● **Stated goal**
In the commit diff below, which class does NCCLInitOp publicly inherit from?

● **Page**
----------

"switch to Init op"

fdfc8f9b · Dong Zhihong · 23cb8259 · fdfc8f9b · fdfc8f9b · fdfc8f9b
3 changed file
--- a/paddle/operators/nccl/nccl_gpu_common.h
+++ b/paddle/operators/nccl/nccl_gpu_common.h
@@ -79,7 +79,22 @@ struct Communicator {
    streams_.resize(gpus.size());
    events_.resize(gpus.size());
  }
-  // Communicator(int num_device): comms_.resize(num_device) {}
+
+  ~Communicator() {
+    for (size_t i = 0; i < gpus_.size(); ++i) {
+      int gid = gpus_[i];
+      platform::SetDeviceId(gid);
+
+      int idx = gid % gpus_.size();
+      // wait finish
+      PADDLE_ENFORCE(
+          cudaStreamWaitEvent(comm->streams_[idx], comm->events_[idx], 0));
+
+      PADDLE_ENFORCE(cudaEventDestroy(comm->events_[idx]));
+
+      PADDLE_ENFORCE(ncclCommDestroy(comm->comms_[idx]));
+    }
+  }

  inline int get_root_gpu() const { return root_gpu; }


--- a/paddle/operators/nccl/nccl_ops.cc
+++ b/paddle/operators/nccl/nccl_ops.cc
@@ -14,7 +14,33 @@
 namespace paddle {
 namespace operators {

-// AllreduceOp
+// NCCLinitOp
+class NCCLInitOp : public framework::OperatorWithKernel {
+ public:
+  using framework::OperatorWithKernel::OperatorWithKernel;
+
+ protected:
+  void InferShape(framework::InferShapeContext *ctx) const override {
+    PADDLE_ENFORCE(ctx->HasOutput("Communicator"),
+                   " Input(X) of AllReduce op input should not be NULL");
+  }
+};
+
+class NCCLInitOpMaker : public framework::OpProtoAndCheckerMaker {
+ public:
+  NCCLInitOpMaker(framework::OpProto *proto,
+                  framework::OpAttrChecker *op_checker)

----------

● **Supplied data**
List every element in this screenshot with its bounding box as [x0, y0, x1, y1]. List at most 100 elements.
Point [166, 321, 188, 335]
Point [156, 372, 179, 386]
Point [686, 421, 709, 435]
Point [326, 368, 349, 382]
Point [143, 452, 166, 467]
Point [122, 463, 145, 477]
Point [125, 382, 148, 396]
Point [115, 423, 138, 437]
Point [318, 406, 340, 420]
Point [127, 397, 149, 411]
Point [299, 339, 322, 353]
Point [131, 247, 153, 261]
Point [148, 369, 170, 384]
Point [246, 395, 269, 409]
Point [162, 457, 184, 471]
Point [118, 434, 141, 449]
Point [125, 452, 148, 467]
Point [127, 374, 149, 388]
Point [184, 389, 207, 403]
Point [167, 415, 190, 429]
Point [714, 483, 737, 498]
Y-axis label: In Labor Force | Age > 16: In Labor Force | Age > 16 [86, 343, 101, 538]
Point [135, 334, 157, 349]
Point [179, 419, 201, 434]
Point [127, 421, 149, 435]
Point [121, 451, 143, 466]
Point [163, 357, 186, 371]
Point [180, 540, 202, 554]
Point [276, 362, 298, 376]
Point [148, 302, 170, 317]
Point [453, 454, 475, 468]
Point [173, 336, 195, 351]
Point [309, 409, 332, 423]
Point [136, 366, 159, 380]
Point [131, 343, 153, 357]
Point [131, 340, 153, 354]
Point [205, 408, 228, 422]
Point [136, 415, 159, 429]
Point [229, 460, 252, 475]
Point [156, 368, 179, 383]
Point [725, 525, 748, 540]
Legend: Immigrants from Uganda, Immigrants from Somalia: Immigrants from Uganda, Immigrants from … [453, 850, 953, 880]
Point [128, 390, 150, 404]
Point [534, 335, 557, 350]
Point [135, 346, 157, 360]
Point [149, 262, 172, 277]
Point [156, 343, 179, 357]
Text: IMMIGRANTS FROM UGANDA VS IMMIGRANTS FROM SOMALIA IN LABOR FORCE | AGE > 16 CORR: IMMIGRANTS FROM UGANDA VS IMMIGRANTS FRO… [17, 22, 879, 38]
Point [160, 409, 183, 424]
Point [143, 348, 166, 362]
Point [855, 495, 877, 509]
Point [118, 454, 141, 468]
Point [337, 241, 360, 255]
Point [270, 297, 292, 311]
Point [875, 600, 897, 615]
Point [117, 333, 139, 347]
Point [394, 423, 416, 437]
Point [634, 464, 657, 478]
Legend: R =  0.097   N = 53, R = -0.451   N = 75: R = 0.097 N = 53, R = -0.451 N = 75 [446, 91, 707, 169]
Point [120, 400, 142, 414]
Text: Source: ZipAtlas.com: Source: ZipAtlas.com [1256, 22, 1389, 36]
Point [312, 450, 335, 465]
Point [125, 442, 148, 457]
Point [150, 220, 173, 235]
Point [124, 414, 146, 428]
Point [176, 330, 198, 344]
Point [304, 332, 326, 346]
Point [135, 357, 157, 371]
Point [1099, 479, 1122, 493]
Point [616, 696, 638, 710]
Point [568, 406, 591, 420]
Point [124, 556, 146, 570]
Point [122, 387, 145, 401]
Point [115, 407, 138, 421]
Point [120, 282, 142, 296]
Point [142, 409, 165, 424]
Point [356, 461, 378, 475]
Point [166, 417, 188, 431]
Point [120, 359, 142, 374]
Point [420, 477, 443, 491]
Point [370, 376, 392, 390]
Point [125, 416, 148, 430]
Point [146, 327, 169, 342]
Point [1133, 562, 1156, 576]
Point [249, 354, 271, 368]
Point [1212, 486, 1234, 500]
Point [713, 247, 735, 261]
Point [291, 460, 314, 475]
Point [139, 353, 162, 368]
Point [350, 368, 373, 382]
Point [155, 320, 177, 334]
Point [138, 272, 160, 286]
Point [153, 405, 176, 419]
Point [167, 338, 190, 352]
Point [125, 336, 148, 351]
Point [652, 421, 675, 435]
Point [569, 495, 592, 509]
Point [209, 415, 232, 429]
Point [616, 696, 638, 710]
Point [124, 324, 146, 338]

----------

● **Exercise solution**
framework::OperatorWithKernel